** GIVEN PASSAGE follows **

MAIN OUTCOMES AND MEASURES:
The primary outcome was symptom change, defined as current rating minus preinjury rating (delta score), at presentation and 1, 2, 4, 8, and 12 weeks after injury, measured using the PCSI. Symptoms were self-rated for ages 8 to 18 years and rated by the child and parent for ages 5 to 7 years. The secondary outcome was recovery, defined as no change in symptoms relative to current preinjury PCSI ratings (delta score = 0). Mixed-effects models incorporated the total score, adjusting for random effects (site and participant variability), fixed-effects indicators (age, sex, time, age by time interaction, and sex by time interaction), and variables associated with recovery. Recovery centile curves by age and sex were computed.

** End of GIVEN PASSAGE **
** EXCERPTED DATA follows **

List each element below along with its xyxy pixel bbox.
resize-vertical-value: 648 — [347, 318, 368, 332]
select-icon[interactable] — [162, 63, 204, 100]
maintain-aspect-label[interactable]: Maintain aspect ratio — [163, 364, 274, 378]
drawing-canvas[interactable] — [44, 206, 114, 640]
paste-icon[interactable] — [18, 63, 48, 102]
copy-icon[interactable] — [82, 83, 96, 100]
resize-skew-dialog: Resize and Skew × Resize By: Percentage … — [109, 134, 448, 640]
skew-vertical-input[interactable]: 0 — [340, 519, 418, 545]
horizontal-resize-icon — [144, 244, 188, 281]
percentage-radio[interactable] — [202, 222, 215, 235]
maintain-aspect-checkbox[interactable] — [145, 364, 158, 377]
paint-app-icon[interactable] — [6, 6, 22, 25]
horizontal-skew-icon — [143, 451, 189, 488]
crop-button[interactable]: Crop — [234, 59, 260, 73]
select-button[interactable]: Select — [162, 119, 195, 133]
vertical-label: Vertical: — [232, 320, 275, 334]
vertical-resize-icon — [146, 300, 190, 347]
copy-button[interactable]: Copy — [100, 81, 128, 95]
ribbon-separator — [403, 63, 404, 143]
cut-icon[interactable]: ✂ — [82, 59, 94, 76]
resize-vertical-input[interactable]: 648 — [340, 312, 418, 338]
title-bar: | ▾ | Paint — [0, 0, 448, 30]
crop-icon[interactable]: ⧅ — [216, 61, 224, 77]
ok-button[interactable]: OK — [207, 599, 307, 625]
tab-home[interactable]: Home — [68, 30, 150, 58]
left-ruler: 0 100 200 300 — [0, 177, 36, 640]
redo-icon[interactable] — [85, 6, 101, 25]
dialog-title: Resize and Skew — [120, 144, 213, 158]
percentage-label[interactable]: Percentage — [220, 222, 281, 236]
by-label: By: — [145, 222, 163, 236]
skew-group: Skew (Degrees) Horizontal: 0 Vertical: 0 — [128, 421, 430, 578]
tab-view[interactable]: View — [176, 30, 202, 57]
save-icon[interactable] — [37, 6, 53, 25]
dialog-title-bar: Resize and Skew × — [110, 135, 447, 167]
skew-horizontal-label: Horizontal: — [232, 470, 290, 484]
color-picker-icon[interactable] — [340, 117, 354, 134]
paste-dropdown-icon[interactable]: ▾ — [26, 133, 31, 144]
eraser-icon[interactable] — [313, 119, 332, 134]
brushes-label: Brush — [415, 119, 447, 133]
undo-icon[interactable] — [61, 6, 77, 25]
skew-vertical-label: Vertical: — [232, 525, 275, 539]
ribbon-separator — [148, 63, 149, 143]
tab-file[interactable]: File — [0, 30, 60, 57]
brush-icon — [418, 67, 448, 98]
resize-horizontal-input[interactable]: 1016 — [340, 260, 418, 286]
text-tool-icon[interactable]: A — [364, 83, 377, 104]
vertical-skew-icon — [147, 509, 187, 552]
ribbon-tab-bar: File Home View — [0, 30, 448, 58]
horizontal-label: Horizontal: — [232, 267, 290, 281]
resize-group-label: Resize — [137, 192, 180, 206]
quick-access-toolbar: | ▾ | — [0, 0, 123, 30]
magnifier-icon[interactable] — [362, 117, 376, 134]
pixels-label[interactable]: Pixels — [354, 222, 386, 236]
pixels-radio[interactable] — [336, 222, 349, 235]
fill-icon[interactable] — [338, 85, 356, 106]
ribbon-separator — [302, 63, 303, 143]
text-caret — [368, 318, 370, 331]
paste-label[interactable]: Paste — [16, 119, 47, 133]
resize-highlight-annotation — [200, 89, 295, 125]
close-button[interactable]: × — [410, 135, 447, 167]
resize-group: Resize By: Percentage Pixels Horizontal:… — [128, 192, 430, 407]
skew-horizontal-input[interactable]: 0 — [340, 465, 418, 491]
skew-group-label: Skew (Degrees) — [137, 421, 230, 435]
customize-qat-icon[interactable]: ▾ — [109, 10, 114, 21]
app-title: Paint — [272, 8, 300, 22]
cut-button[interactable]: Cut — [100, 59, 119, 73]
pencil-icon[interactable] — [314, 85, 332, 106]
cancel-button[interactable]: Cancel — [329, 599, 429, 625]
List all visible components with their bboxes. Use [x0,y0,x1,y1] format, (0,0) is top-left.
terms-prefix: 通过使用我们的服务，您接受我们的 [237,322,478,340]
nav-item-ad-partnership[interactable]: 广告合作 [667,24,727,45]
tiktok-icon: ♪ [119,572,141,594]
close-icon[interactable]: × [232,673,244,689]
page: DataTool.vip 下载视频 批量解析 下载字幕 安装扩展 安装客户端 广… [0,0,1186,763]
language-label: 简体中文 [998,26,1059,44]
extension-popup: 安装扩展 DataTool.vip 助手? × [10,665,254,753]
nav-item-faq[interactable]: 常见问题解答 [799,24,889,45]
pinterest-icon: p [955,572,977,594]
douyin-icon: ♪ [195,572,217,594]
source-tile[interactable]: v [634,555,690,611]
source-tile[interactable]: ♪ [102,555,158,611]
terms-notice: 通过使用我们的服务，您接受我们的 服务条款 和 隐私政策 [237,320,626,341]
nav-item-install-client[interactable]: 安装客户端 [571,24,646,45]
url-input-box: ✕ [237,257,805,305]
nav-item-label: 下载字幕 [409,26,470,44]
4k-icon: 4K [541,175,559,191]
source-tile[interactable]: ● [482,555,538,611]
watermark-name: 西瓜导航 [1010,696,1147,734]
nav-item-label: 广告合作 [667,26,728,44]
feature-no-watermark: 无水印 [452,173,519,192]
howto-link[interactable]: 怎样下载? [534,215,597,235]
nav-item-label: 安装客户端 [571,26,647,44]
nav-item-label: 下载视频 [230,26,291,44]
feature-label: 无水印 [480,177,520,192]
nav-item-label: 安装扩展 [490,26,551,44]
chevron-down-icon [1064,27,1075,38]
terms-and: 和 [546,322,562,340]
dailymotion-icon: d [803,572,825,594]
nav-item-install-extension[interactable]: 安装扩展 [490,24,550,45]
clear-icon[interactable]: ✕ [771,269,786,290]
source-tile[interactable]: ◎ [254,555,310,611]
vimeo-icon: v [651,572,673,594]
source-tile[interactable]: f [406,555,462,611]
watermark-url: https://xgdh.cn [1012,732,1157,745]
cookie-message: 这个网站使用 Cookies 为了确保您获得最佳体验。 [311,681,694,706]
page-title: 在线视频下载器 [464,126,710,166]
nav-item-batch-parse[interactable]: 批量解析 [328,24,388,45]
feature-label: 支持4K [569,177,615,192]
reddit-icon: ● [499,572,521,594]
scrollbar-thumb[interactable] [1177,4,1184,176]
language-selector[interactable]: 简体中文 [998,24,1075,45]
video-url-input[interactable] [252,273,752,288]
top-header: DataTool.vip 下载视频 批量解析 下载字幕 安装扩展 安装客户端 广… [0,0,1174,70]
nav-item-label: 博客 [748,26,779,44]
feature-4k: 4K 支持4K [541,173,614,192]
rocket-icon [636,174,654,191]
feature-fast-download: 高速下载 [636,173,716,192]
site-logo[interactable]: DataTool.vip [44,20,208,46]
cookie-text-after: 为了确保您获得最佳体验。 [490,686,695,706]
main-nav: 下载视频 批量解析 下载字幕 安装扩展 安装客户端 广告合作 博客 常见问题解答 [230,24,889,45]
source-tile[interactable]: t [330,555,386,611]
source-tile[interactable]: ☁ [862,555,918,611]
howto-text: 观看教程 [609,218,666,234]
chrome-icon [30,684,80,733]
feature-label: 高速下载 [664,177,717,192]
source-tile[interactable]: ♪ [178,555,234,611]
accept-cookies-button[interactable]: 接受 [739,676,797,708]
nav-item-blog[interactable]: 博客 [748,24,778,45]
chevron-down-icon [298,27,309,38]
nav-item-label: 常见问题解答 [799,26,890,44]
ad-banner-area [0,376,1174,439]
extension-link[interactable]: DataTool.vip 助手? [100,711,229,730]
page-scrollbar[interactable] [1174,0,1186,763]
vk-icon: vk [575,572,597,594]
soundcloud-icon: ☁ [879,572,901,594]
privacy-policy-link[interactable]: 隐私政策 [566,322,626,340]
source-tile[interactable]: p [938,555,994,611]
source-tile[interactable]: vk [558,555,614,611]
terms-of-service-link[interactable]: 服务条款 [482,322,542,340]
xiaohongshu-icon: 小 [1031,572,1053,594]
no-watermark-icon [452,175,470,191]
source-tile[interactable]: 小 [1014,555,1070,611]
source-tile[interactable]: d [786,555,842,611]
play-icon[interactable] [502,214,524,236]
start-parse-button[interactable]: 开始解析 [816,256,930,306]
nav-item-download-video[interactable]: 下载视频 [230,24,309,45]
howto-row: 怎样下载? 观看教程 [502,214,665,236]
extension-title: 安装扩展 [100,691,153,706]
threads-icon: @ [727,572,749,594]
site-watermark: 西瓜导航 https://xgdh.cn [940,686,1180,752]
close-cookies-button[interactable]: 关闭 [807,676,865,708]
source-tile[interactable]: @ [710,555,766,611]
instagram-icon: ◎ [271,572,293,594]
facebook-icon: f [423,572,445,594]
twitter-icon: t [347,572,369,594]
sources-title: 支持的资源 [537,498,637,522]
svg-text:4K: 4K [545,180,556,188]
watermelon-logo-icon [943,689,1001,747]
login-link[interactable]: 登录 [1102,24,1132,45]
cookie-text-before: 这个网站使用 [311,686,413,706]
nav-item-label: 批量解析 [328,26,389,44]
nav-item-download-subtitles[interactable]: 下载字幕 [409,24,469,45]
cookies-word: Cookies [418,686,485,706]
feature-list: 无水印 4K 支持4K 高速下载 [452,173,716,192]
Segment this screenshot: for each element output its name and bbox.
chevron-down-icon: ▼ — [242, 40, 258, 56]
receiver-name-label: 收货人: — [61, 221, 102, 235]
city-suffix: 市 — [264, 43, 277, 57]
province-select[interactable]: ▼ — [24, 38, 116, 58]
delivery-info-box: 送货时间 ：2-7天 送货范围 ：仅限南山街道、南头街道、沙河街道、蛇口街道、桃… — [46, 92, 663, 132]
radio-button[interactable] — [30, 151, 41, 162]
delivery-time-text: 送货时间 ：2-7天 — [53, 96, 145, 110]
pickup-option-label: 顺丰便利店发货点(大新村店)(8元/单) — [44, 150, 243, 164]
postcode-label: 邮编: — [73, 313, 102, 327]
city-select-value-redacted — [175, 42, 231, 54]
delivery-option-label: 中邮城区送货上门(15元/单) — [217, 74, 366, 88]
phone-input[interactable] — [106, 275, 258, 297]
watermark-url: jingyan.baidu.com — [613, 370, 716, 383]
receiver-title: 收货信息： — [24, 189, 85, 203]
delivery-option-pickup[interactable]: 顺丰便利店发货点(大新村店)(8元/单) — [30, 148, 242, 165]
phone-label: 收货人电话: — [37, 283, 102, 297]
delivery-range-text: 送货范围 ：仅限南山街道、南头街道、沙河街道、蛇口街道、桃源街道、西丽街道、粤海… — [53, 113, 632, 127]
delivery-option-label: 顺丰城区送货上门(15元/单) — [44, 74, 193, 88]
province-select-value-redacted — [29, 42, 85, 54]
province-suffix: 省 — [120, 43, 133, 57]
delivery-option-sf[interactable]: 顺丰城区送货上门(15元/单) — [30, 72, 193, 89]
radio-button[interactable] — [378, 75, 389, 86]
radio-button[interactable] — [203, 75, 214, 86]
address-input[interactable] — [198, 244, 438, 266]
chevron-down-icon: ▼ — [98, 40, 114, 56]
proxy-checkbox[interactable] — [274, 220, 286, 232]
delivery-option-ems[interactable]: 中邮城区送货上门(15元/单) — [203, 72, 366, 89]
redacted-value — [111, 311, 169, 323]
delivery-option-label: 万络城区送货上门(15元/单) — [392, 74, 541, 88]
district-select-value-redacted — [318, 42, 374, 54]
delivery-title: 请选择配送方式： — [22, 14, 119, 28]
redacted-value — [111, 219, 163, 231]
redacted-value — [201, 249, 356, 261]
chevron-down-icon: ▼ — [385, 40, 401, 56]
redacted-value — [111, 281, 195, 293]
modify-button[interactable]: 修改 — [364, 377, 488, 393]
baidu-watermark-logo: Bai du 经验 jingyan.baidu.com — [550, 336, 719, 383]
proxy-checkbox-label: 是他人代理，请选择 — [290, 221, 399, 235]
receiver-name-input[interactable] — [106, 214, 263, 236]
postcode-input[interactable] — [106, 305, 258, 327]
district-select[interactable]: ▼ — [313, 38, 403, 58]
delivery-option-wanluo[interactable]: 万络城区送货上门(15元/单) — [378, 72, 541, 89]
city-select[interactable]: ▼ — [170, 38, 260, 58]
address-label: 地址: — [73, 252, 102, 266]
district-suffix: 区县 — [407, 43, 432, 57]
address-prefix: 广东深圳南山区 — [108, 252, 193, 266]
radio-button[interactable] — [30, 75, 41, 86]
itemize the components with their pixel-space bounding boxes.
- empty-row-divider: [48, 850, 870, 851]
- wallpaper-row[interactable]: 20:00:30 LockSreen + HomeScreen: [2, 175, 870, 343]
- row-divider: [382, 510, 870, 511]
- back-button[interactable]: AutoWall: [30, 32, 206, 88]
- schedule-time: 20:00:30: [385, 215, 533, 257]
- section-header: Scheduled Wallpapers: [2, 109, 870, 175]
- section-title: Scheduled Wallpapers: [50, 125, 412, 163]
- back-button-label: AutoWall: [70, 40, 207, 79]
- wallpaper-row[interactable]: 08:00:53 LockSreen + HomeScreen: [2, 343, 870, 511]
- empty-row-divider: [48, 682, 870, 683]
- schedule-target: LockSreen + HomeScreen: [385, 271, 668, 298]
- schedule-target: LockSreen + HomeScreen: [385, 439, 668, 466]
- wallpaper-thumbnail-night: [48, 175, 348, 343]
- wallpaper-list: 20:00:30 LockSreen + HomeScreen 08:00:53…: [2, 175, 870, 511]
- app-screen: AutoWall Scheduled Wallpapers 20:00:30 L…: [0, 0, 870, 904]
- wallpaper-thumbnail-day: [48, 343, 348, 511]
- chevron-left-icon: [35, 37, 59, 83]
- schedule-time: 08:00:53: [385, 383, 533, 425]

** End of EXCERPTED DATA **

▶ **TASK**: According to the outcomes section, who rated symptoms for children aged 5 to 7 years?

▶ **SOLUTION**: Both the child and the parent rated them.